Records
---------------

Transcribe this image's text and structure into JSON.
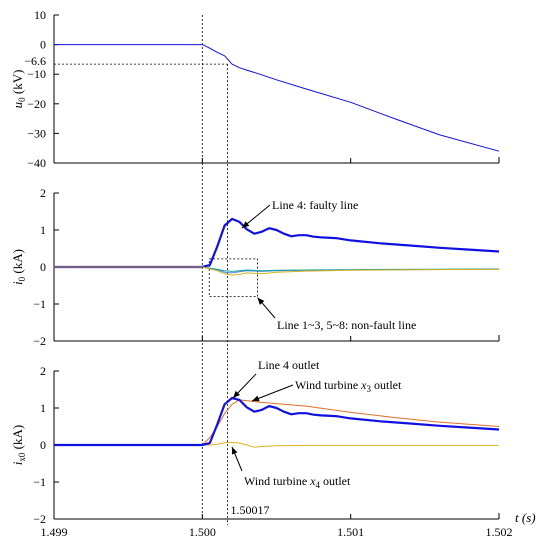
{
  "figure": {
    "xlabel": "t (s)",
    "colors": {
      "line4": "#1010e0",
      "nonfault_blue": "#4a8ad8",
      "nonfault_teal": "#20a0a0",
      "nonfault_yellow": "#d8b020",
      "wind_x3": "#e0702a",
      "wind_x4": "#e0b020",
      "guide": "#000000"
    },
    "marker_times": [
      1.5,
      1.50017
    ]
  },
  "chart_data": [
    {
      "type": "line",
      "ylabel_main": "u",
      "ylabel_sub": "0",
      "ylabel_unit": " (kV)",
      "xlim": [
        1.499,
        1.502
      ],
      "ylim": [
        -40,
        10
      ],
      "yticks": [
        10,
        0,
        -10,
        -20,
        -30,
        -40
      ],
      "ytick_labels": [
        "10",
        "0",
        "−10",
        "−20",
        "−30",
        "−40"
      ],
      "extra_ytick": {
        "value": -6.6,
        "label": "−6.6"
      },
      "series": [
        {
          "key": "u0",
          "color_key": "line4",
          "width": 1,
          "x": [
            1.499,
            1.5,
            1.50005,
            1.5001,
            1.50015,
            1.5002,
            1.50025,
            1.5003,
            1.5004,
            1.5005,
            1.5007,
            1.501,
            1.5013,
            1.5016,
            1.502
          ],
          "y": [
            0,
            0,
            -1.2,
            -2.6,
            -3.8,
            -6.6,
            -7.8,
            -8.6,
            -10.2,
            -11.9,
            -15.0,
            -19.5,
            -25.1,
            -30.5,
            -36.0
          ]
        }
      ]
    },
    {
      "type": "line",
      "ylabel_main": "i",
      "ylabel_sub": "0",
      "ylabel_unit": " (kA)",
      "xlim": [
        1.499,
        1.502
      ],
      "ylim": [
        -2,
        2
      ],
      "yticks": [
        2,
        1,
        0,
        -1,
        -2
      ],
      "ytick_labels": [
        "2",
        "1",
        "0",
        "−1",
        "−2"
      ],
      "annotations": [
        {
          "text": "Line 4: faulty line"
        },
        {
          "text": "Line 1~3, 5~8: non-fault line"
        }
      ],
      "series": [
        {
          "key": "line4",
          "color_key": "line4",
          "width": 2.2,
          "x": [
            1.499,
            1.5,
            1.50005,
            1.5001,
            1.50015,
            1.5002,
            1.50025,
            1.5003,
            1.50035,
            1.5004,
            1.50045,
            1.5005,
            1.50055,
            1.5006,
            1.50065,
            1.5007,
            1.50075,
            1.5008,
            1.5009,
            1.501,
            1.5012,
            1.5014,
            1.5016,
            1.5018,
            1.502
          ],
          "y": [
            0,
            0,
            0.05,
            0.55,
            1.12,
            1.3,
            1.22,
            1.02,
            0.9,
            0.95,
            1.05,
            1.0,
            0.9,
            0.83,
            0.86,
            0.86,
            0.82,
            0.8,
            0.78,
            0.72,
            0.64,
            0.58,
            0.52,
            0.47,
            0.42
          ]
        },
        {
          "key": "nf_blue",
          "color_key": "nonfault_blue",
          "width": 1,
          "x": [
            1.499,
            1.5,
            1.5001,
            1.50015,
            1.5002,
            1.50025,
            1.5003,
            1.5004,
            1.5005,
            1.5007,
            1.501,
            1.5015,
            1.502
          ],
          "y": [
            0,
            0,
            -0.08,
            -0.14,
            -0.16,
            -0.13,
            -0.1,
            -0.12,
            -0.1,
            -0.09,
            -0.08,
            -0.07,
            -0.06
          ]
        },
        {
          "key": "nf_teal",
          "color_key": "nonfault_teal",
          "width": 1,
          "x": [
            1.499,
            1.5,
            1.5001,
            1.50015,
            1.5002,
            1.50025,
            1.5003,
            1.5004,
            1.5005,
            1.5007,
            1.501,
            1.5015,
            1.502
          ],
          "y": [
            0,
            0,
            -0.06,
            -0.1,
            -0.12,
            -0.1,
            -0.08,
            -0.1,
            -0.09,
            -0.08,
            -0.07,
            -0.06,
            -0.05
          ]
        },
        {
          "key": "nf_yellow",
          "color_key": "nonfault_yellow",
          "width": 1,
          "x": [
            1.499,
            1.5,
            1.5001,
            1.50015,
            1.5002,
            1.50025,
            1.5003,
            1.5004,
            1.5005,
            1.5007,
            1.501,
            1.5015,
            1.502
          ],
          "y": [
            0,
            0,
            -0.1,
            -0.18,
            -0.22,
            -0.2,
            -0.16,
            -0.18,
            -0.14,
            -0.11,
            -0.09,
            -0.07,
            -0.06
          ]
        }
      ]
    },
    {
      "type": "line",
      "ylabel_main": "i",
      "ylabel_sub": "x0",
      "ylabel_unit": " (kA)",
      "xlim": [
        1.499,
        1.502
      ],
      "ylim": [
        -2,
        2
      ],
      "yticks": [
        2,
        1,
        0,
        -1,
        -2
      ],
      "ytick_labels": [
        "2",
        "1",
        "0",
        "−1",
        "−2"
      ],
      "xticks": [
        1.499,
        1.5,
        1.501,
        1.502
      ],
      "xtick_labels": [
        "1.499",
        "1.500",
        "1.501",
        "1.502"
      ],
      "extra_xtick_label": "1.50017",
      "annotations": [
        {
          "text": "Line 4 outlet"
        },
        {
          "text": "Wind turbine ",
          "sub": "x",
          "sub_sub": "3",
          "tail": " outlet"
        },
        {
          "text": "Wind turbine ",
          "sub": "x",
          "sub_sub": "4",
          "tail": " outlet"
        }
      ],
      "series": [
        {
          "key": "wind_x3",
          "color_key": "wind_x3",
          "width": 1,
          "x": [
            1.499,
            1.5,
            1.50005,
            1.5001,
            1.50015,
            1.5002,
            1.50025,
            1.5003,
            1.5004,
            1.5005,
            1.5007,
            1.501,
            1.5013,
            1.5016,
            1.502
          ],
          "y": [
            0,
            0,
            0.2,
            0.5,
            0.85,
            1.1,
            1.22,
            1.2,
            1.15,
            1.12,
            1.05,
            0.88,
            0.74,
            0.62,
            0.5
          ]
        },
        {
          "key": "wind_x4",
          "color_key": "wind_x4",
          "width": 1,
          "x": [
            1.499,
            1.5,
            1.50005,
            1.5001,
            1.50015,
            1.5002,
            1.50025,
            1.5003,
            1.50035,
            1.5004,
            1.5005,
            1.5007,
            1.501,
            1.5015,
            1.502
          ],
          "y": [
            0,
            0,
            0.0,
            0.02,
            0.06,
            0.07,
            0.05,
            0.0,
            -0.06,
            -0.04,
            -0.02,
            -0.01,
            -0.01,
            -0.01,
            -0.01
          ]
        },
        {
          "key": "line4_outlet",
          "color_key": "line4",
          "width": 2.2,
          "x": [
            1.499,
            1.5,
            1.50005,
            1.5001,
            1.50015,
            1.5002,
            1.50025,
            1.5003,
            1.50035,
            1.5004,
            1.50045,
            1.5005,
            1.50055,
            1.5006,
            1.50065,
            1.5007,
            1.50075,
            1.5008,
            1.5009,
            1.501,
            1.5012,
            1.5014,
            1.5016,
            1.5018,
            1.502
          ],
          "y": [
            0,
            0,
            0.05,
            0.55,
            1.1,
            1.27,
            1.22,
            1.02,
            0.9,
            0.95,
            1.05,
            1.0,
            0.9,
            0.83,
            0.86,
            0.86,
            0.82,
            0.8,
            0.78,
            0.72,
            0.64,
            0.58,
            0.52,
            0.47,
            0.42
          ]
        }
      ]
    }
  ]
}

---------------

_Short exercise_
Repeat every record precisely. Any picture among them stays out of the copy.

_Result of this exercise_
Transcribe this image's text and structure into JSON.
{
  "figure": {
    "xlabel": "t (s)",
    "colors": {
      "line4": "#1010e0",
      "nonfault_blue": "#4a8ad8",
      "nonfault_teal": "#20a0a0",
      "nonfault_yellow": "#d8b020",
      "wind_x3": "#e0702a",
      "wind_x4": "#e0b020",
      "guide": "#000000"
    },
    "marker_times": [
      1.5,
      1.50017
    ]
  },
  "chart_data": [
    {
      "type": "line",
      "ylabel_main": "u",
      "ylabel_sub": "0",
      "ylabel_unit": " (kV)",
      "xlim": [
        1.499,
        1.502
      ],
      "ylim": [
        -40,
        10
      ],
      "yticks": [
        10,
        0,
        -10,
        -20,
        -30,
        -40
      ],
      "ytick_labels": [
        "10",
        "0",
        "−10",
        "−20",
        "−30",
        "−40"
      ],
      "extra_ytick": {
        "value": -6.6,
        "label": "−6.6"
      },
      "series": [
        {
          "key": "u0",
          "color_key": "line4",
          "width": 1,
          "x": [
            1.499,
            1.5,
            1.50005,
            1.5001,
            1.50015,
            1.5002,
            1.50025,
            1.5003,
            1.5004,
            1.5005,
            1.5007,
            1.501,
            1.5013,
            1.5016,
            1.502
          ],
          "y": [
            0,
            0,
            -1.2,
            -2.6,
            -3.8,
            -6.6,
            -7.8,
            -8.6,
            -10.2,
            -11.9,
            -15.0,
            -19.5,
            -25.1,
            -30.5,
            -36.0
          ]
        }
      ]
    },
    {
      "type": "line",
      "ylabel_main": "i",
      "ylabel_sub": "0",
      "ylabel_unit": " (kA)",
      "xlim": [
        1.499,
        1.502
      ],
      "ylim": [
        -2,
        2
      ],
      "yticks": [
        2,
        1,
        0,
        -1,
        -2
      ],
      "ytick_labels": [
        "2",
        "1",
        "0",
        "−1",
        "−2"
      ],
      "annotations": [
        {
          "text": "Line 4: faulty line"
        },
        {
          "text": "Line 1~3, 5~8: non-fault line"
        }
      ],
      "series": [
        {
          "key": "line4",
          "color_key": "line4",
          "width": 2.2,
          "x": [
            1.499,
            1.5,
            1.50005,
            1.5001,
            1.50015,
            1.5002,
            1.50025,
            1.5003,
            1.50035,
            1.5004,
            1.50045,
            1.5005,
            1.50055,
            1.5006,
            1.50065,
            1.5007,
            1.50075,
            1.5008,
            1.5009,
            1.501,
            1.5012,
            1.5014,
            1.5016,
            1.5018,
            1.502
          ],
          "y": [
            0,
            0,
            0.05,
            0.55,
            1.12,
            1.3,
            1.22,
            1.02,
            0.9,
            0.95,
            1.05,
            1.0,
            0.9,
            0.83,
            0.86,
            0.86,
            0.82,
            0.8,
            0.78,
            0.72,
            0.64,
            0.58,
            0.52,
            0.47,
            0.42
          ]
        },
        {
          "key": "nf_blue",
          "color_key": "nonfault_blue",
          "width": 1,
          "x": [
            1.499,
            1.5,
            1.5001,
            1.50015,
            1.5002,
            1.50025,
            1.5003,
            1.5004,
            1.5005,
            1.5007,
            1.501,
            1.5015,
            1.502
          ],
          "y": [
            0,
            0,
            -0.08,
            -0.14,
            -0.16,
            -0.13,
            -0.1,
            -0.12,
            -0.1,
            -0.09,
            -0.08,
            -0.07,
            -0.06
          ]
        },
        {
          "key": "nf_teal",
          "color_key": "nonfault_teal",
          "width": 1,
          "x": [
            1.499,
            1.5,
            1.5001,
            1.50015,
            1.5002,
            1.50025,
            1.5003,
            1.5004,
            1.5005,
            1.5007,
            1.501,
            1.5015,
            1.502
          ],
          "y": [
            0,
            0,
            -0.06,
            -0.1,
            -0.12,
            -0.1,
            -0.08,
            -0.1,
            -0.09,
            -0.08,
            -0.07,
            -0.06,
            -0.05
          ]
        },
        {
          "key": "nf_yellow",
          "color_key": "nonfault_yellow",
          "width": 1,
          "x": [
            1.499,
            1.5,
            1.5001,
            1.50015,
            1.5002,
            1.50025,
            1.5003,
            1.5004,
            1.5005,
            1.5007,
            1.501,
            1.5015,
            1.502
          ],
          "y": [
            0,
            0,
            -0.1,
            -0.18,
            -0.22,
            -0.2,
            -0.16,
            -0.18,
            -0.14,
            -0.11,
            -0.09,
            -0.07,
            -0.06
          ]
        }
      ]
    },
    {
      "type": "line",
      "ylabel_main": "i",
      "ylabel_sub": "x0",
      "ylabel_unit": " (kA)",
      "xlim": [
        1.499,
        1.502
      ],
      "ylim": [
        -2,
        2
      ],
      "yticks": [
        2,
        1,
        0,
        -1,
        -2
      ],
      "ytick_labels": [
        "2",
        "1",
        "0",
        "−1",
        "−2"
      ],
      "xticks": [
        1.499,
        1.5,
        1.501,
        1.502
      ],
      "xtick_labels": [
        "1.499",
        "1.500",
        "1.501",
        "1.502"
      ],
      "extra_xtick_label": "1.50017",
      "annotations": [
        {
          "text": "Line 4 outlet"
        },
        {
          "text": "Wind turbine ",
          "sub": "x",
          "sub_sub": "3",
          "tail": " outlet"
        },
        {
          "text": "Wind turbine ",
          "sub": "x",
          "sub_sub": "4",
          "tail": " outlet"
        }
      ],
      "series": [
        {
          "key": "wind_x3",
          "color_key": "wind_x3",
          "width": 1,
          "x": [
            1.499,
            1.5,
            1.50005,
            1.5001,
            1.50015,
            1.5002,
            1.50025,
            1.5003,
            1.5004,
            1.5005,
            1.5007,
            1.501,
            1.5013,
            1.5016,
            1.502
          ],
          "y": [
            0,
            0,
            0.2,
            0.5,
            0.85,
            1.1,
            1.22,
            1.2,
            1.15,
            1.12,
            1.05,
            0.88,
            0.74,
            0.62,
            0.5
          ]
        },
        {
          "key": "wind_x4",
          "color_key": "wind_x4",
          "width": 1,
          "x": [
            1.499,
            1.5,
            1.50005,
            1.5001,
            1.50015,
            1.5002,
            1.50025,
            1.5003,
            1.50035,
            1.5004,
            1.5005,
            1.5007,
            1.501,
            1.5015,
            1.502
          ],
          "y": [
            0,
            0,
            0.0,
            0.02,
            0.06,
            0.07,
            0.05,
            0.0,
            -0.06,
            -0.04,
            -0.02,
            -0.01,
            -0.01,
            -0.01,
            -0.01
          ]
        },
        {
          "key": "line4_outlet",
          "color_key": "line4",
          "width": 2.2,
          "x": [
            1.499,
            1.5,
            1.50005,
            1.5001,
            1.50015,
            1.5002,
            1.50025,
            1.5003,
            1.50035,
            1.5004,
            1.50045,
            1.5005,
            1.50055,
            1.5006,
            1.50065,
            1.5007,
            1.50075,
            1.5008,
            1.5009,
            1.501,
            1.5012,
            1.5014,
            1.5016,
            1.5018,
            1.502
          ],
          "y": [
            0,
            0,
            0.05,
            0.55,
            1.1,
            1.27,
            1.22,
            1.02,
            0.9,
            0.95,
            1.05,
            1.0,
            0.9,
            0.83,
            0.86,
            0.86,
            0.82,
            0.8,
            0.78,
            0.72,
            0.64,
            0.58,
            0.52,
            0.47,
            0.42
          ]
        }
      ]
    }
  ]
}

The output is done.